INSTRUCTIONS FOR THE TASK> Reproduce the data below in full and exclude every picture.

━━━━━ RECORDS PROVIDED

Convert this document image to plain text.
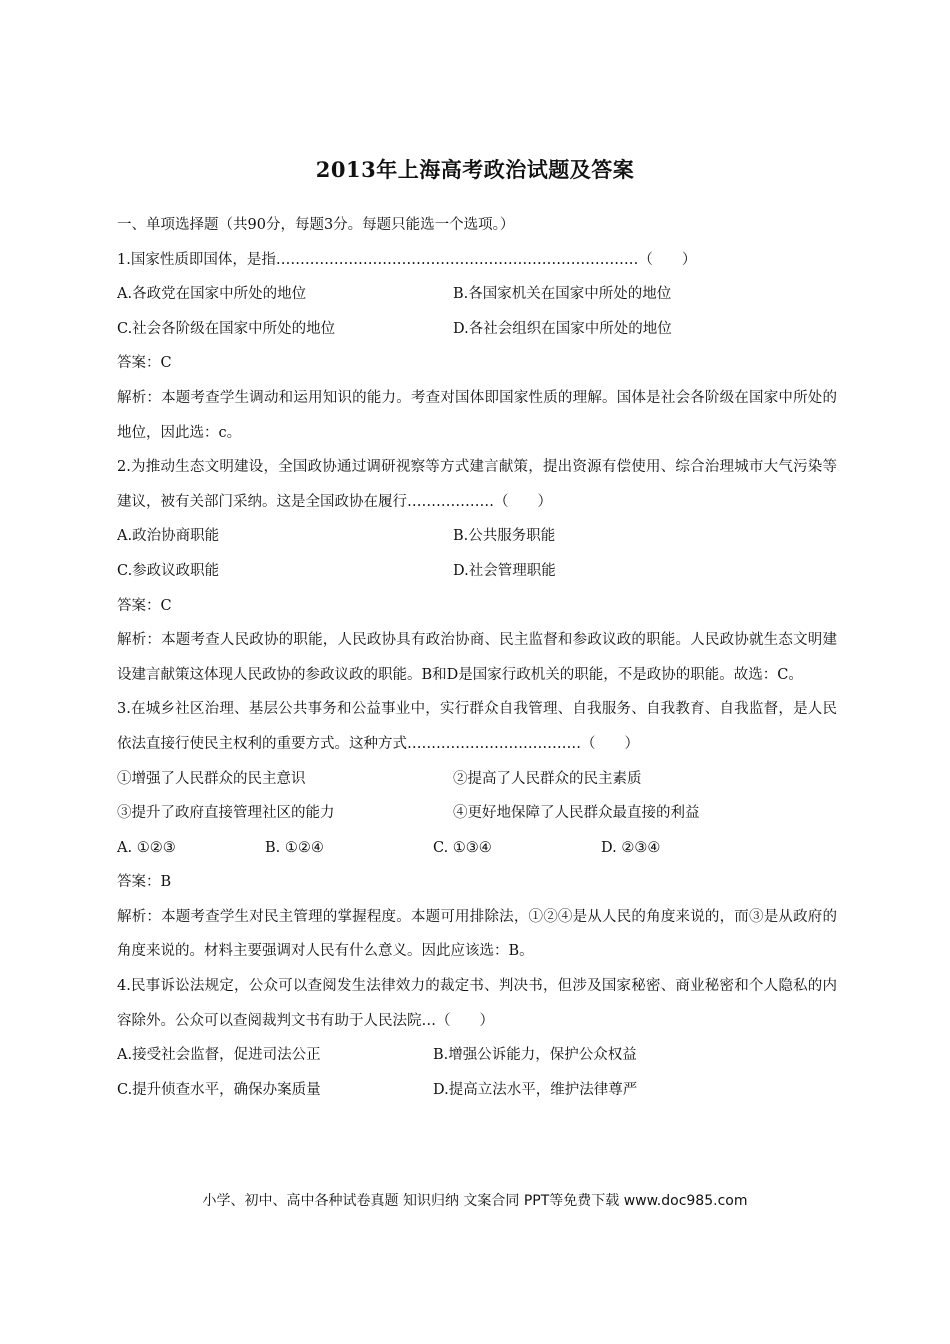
2013年上海高考政治试题及答案
一、单项选择题（共90分，每题3分。每题只能选一个选项。）
1.国家性质即国体，是指…………………………………………………………………（　　）
A.各政党在国家中所处的地位	B.各国家机关在国家中所处的地位
C.社会各阶级在国家中所处的地位	D.各社会组织在国家中所处的地位
答案：C
解析：本题考查学生调动和运用知识的能力。考查对国体即国家性质的理解。国体是社会各阶级在国家中所处的地位，因此选：c。
2.为推动生态文明建设，全国政协通过调研视察等方式建言献策，提出资源有偿使用、综合治理城市大气污染等建议，被有关部门采纳。这是全国政协在履行………………（　　）
A.政治协商职能	B.公共服务职能
C.参政议政职能	D.社会管理职能
答案：C
解析：本题考查人民政协的职能，人民政协具有政治协商、民主监督和参政议政的职能。人民政协就生态文明建设建言献策这体现人民政协的参政议政的职能。B和D是国家行政机关的职能，不是政协的职能。故选：C。
3.在城乡社区治理、基层公共事务和公益事业中，实行群众自我管理、自我服务、自我教育、自我监督，是人民依法直接行使民主权利的重要方式。这种方式………………………………（　　）
①增强了人民群众的民主意识	②提高了人民群众的民主素质
③提升了政府直接管理社区的能力	④更好地保障了人民群众最直接的利益
A. ①②③	B. ①②④	C. ①③④	D. ②③④
答案：B
解析：本题考查学生对民主管理的掌握程度。本题可用排除法，①②④是从人民的角度来说的，而③是从政府的角度来说的。材料主要强调对人民有什么意义。因此应该选：B。
4.民事诉讼法规定，公众可以查阅发生法律效力的裁定书、判决书，但涉及国家秘密、商业秘密和个人隐私的内容除外。公众可以查阅裁判文书有助于人民法院…（　　）
A.接受社会监督，促进司法公正	B.增强公诉能力，保护公众权益
C.提升侦查水平，确保办案质量	D.提高立法水平，维护法律尊严
小学、初中、高中各种试卷真题 知识归纳 文案合同 PPT等免费下载 www.doc985.com
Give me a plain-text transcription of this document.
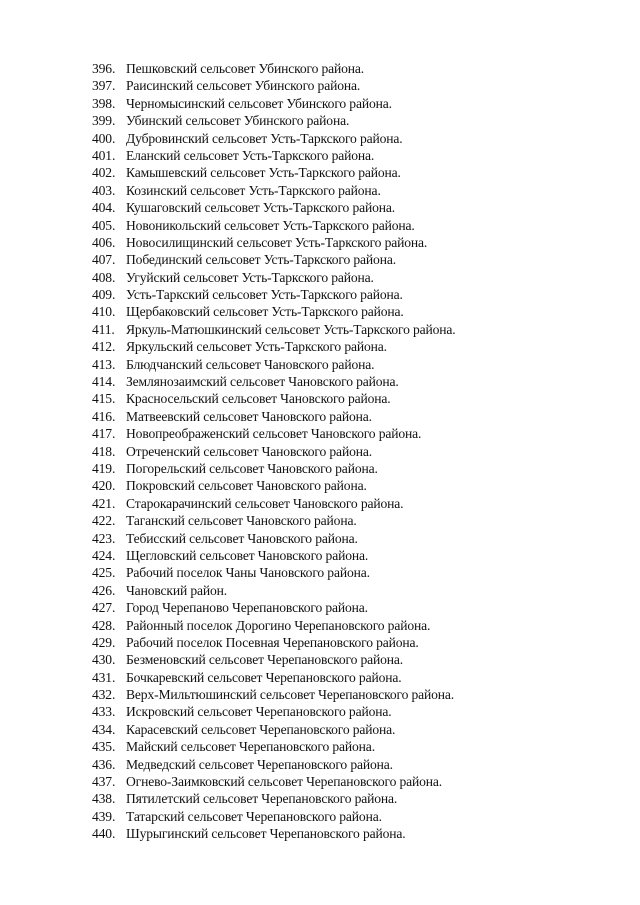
396. Пешковский сельсовет Убинского района.
397. Раисинский сельсовет Убинского района.
398. Черномысинский сельсовет Убинского района.
399. Убинский сельсовет Убинского района.
400. Дубровинский сельсовет Усть-Таркского района.
401. Еланский сельсовет Усть-Таркского района.
402. Камышевский сельсовет Усть-Таркского района.
403. Козинский сельсовет Усть-Таркского района.
404. Кушаговский сельсовет Усть-Таркского района.
405. Новоникольский сельсовет Усть-Таркского района.
406. Новосилищинский сельсовет Усть-Таркского района.
407. Побединский сельсовет Усть-Таркского района.
408. Угуйский сельсовет Усть-Таркского района.
409. Усть-Таркский сельсовет Усть-Таркского района.
410. Щербаковский сельсовет Усть-Таркского района.
411. Яркуль-Матюшкинский сельсовет Усть-Таркского района.
412. Яркульский сельсовет Усть-Таркского района.
413. Блюдчанский сельсовет Чановского района.
414. Землянозаимский сельсовет Чановского района.
415. Красносельский сельсовет Чановского района.
416. Матвеевский сельсовет Чановского района.
417. Новопреображенский сельсовет Чановского района.
418. Отреченский сельсовет Чановского района.
419. Погорельский сельсовет Чановского района.
420. Покровский сельсовет Чановского района.
421. Старокарачинский сельсовет Чановского района.
422. Таганский сельсовет Чановского района.
423. Тебисский сельсовет Чановского района.
424. Щегловский сельсовет Чановского района.
425. Рабочий поселок Чаны Чановского района.
426. Чановский район.
427. Город Черепаново Черепановского района.
428. Районный поселок Дорогино Черепановского района.
429. Рабочий поселок Посевная Черепановского района.
430. Безменовский сельсовет Черепановского района.
431. Бочкаревский сельсовет Черепановского района.
432. Верх-Мильтюшинский сельсовет Черепановского района.
433. Искровский сельсовет Черепановского района.
434. Карасевский сельсовет Черепановского района.
435. Майский сельсовет Черепановского района.
436. Медведский сельсовет Черепановского района.
437. Огнево-Заимковский сельсовет Черепановского района.
438. Пятилетский сельсовет Черепановского района.
439. Татарский сельсовет Черепановского района.
440. Шурыгинский сельсовет Черепановского района.
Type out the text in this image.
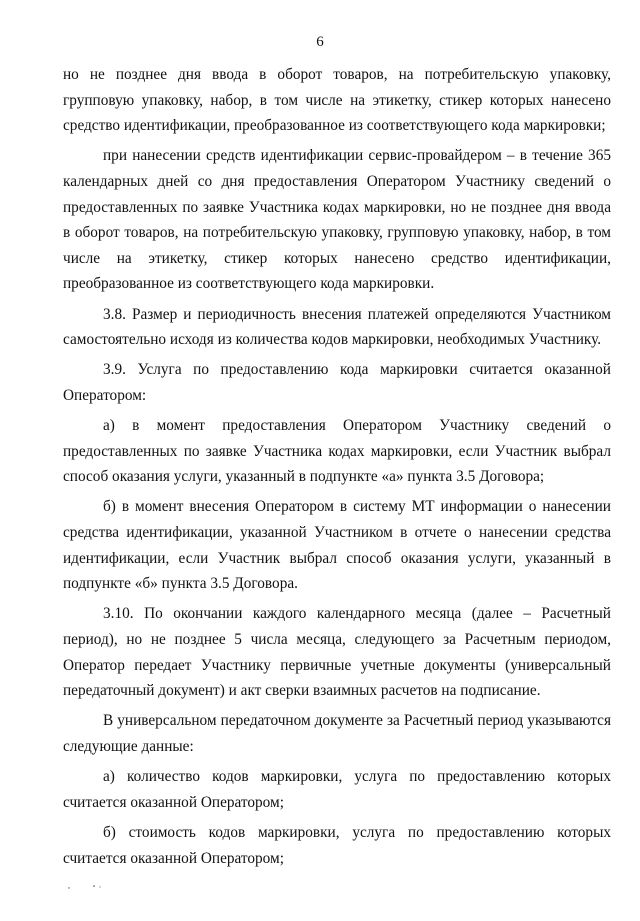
6

но не позднее дня ввода в оборот товаров, на потребительскую упаковку, групповую упаковку, набор, в том числе на этикетку, стикер которых нанесено средство идентификации, преобразованное из соответствующего кода маркировки;

при нанесении средств идентификации сервис-провайдером – в течение 365 календарных дней со дня предоставления Оператором Участнику сведений о предоставленных по заявке Участника кодах маркировки, но не позднее дня ввода в оборот товаров, на потребительскую упаковку, групповую упаковку, набор, в том числе на этикетку, стикер которых нанесено средство идентификации, преобразованное из соответствующего кода маркировки.

3.8. Размер и периодичность внесения платежей определяются Участником самостоятельно исходя из количества кодов маркировки, необходимых Участнику.

3.9. Услуга по предоставлению кода маркировки считается оказанной Оператором:

а) в момент предоставления Оператором Участнику сведений о предоставленных по заявке Участника кодах маркировки, если Участник выбрал способ оказания услуги, указанный в подпункте «а» пункта 3.5 Договора;

б) в момент внесения Оператором в систему МТ информации о нанесении средства идентификации, указанной Участником в отчете о нанесении средства идентификации, если Участник выбрал способ оказания услуги, указанный в подпункте «б» пункта 3.5 Договора.

3.10. По окончании каждого календарного месяца (далее – Расчетный период), но не позднее 5 числа месяца, следующего за Расчетным периодом, Оператор передает Участнику первичные учетные документы (универсальный передаточный документ) и акт сверки взаимных расчетов на подписание.

В универсальном передаточном документе за Расчетный период указываются следующие данные:

а) количество кодов маркировки, услуга по предоставлению которых считается оказанной Оператором;

б) стоимость кодов маркировки, услуга по предоставлению которых считается оказанной Оператором;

━━━━━━━━━━

FINISHED ANSWER>
Convert this document image to plain text.
2013年上海高考政治试题及答案
一、单项选择题（共90分，每题3分。每题只能选一个选项。）
1.国家性质即国体，是指…………………………………………………………………（　　）
A.各政党在国家中所处的地位	B.各国家机关在国家中所处的地位
C.社会各阶级在国家中所处的地位	D.各社会组织在国家中所处的地位
答案：C
解析：本题考查学生调动和运用知识的能力。考查对国体即国家性质的理解。国体是社会各阶级在国家中所处的地位，因此选：c。
2.为推动生态文明建设，全国政协通过调研视察等方式建言献策，提出资源有偿使用、综合治理城市大气污染等建议，被有关部门采纳。这是全国政协在履行………………（　　）
A.政治协商职能	B.公共服务职能
C.参政议政职能	D.社会管理职能
答案：C
解析：本题考查人民政协的职能，人民政协具有政治协商、民主监督和参政议政的职能。人民政协就生态文明建设建言献策这体现人民政协的参政议政的职能。B和D是国家行政机关的职能，不是政协的职能。故选：C。
3.在城乡社区治理、基层公共事务和公益事业中，实行群众自我管理、自我服务、自我教育、自我监督，是人民依法直接行使民主权利的重要方式。这种方式………………………………（　　）
①增强了人民群众的民主意识	②提高了人民群众的民主素质
③提升了政府直接管理社区的能力	④更好地保障了人民群众最直接的利益
A. ①②③	B. ①②④	C. ①③④	D. ②③④
答案：B
解析：本题考查学生对民主管理的掌握程度。本题可用排除法，①②④是从人民的角度来说的，而③是从政府的角度来说的。材料主要强调对人民有什么意义。因此应该选：B。
4.民事诉讼法规定，公众可以查阅发生法律效力的裁定书、判决书，但涉及国家秘密、商业秘密和个人隐私的内容除外。公众可以查阅裁判文书有助于人民法院…（　　）
A.接受社会监督，促进司法公正	B.增强公诉能力，保护公众权益
C.提升侦查水平，确保办案质量	D.提高立法水平，维护法律尊严
小学、初中、高中各种试卷真题 知识归纳 文案合同 PPT等免费下载 www.doc985.com
Give me a plain-text transcription of this document.
396. Пешковский сельсовет Убинского района.
397. Раисинский сельсовет Убинского района.
398. Черномысинский сельсовет Убинского района.
399. Убинский сельсовет Убинского района.
400. Дубровинский сельсовет Усть-Таркского района.
401. Еланский сельсовет Усть-Таркского района.
402. Камышевский сельсовет Усть-Таркского района.
403. Козинский сельсовет Усть-Таркского района.
404. Кушаговский сельсовет Усть-Таркского района.
405. Новоникольский сельсовет Усть-Таркского района.
406. Новосилищинский сельсовет Усть-Таркского района.
407. Побединский сельсовет Усть-Таркского района.
408. Угуйский сельсовет Усть-Таркского района.
409. Усть-Таркский сельсовет Усть-Таркского района.
410. Щербаковский сельсовет Усть-Таркского района.
411. Яркуль-Матюшкинский сельсовет Усть-Таркского района.
412. Яркульский сельсовет Усть-Таркского района.
413. Блюдчанский сельсовет Чановского района.
414. Землянозаимский сельсовет Чановского района.
415. Красносельский сельсовет Чановского района.
416. Матвеевский сельсовет Чановского района.
417. Новопреображенский сельсовет Чановского района.
418. Отреченский сельсовет Чановского района.
419. Погорельский сельсовет Чановского района.
420. Покровский сельсовет Чановского района.
421. Старокарачинский сельсовет Чановского района.
422. Таганский сельсовет Чановского района.
423. Тебисский сельсовет Чановского района.
424. Щегловский сельсовет Чановского района.
425. Рабочий поселок Чаны Чановского района.
426. Чановский район.
427. Город Черепаново Черепановского района.
428. Районный поселок Дорогино Черепановского района.
429. Рабочий поселок Посевная Черепановского района.
430. Безменовский сельсовет Черепановского района.
431. Бочкаревский сельсовет Черепановского района.
432. Верх-Мильтюшинский сельсовет Черепановского района.
433. Искровский сельсовет Черепановского района.
434. Карасевский сельсовет Черепановского района.
435. Майский сельсовет Черепановского района.
436. Медведский сельсовет Черепановского района.
437. Огнево-Заимковский сельсовет Черепановского района.
438. Пятилетский сельсовет Черепановского района.
439. Татарский сельсовет Черепановского района.
440. Шурыгинский сельсовет Черепановского района.
Type out the text in this image.
6

но не позднее дня ввода в оборот товаров, на потребительскую упаковку, групповую упаковку, набор, в том числе на этикетку, стикер которых нанесено средство идентификации, преобразованное из соответствующего кода маркировки;

при нанесении средств идентификации сервис-провайдером – в течение 365 календарных дней со дня предоставления Оператором Участнику сведений о предоставленных по заявке Участника кодах маркировки, но не позднее дня ввода в оборот товаров, на потребительскую упаковку, групповую упаковку, набор, в том числе на этикетку, стикер которых нанесено средство идентификации, преобразованное из соответствующего кода маркировки.

3.8. Размер и периодичность внесения платежей определяются Участником самостоятельно исходя из количества кодов маркировки, необходимых Участнику.

3.9. Услуга по предоставлению кода маркировки считается оказанной Оператором:

а) в момент предоставления Оператором Участнику сведений о предоставленных по заявке Участника кодах маркировки, если Участник выбрал способ оказания услуги, указанный в подпункте «а» пункта 3.5 Договора;

б) в момент внесения Оператором в систему МТ информации о нанесении средства идентификации, указанной Участником в отчете о нанесении средства идентификации, если Участник выбрал способ оказания услуги, указанный в подпункте «б» пункта 3.5 Договора.

3.10. По окончании каждого календарного месяца (далее – Расчетный период), но не позднее 5 числа месяца, следующего за Расчетным периодом, Оператор передает Участнику первичные учетные документы (универсальный передаточный документ) и акт сверки взаимных расчетов на подписание.

В универсальном передаточном документе за Расчетный период указываются следующие данные:

а) количество кодов маркировки, услуга по предоставлению которых считается оказанной Оператором;

б) стоимость кодов маркировки, услуга по предоставлению которых считается оказанной Оператором;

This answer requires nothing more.